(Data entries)
************

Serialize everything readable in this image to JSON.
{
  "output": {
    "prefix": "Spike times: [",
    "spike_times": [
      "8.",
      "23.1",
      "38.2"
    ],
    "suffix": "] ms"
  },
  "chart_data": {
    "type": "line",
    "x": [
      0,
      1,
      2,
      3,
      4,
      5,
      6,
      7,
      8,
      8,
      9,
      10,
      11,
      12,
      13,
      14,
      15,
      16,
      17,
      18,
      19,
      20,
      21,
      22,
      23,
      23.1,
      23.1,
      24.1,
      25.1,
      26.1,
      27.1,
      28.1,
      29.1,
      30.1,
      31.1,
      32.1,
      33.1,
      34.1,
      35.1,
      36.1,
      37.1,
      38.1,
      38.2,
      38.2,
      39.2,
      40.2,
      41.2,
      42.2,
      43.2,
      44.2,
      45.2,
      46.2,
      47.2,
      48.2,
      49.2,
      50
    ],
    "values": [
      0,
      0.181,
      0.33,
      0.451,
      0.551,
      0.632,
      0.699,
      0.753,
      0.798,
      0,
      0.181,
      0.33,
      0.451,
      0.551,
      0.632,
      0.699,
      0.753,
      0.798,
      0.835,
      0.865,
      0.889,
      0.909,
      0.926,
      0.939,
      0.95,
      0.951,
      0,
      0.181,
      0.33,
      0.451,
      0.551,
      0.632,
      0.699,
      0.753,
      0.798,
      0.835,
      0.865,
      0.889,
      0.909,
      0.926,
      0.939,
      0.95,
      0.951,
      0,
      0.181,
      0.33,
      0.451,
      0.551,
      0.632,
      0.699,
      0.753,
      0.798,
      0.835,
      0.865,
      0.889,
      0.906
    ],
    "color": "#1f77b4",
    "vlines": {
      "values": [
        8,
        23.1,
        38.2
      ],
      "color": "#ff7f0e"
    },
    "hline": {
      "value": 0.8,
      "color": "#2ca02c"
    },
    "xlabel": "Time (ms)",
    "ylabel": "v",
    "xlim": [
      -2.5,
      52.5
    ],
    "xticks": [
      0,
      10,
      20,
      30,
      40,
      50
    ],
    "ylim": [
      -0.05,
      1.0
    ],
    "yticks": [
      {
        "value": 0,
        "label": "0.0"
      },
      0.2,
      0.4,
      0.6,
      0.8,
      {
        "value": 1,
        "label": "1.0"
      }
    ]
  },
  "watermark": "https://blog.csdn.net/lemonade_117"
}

************

● What the task requires:
Pick out every line above that contains the word "color" and copy it.

● Final result:
    "color": "#1f77b4",
      "color": "#ff7f0e"
      "color": "#2ca02c"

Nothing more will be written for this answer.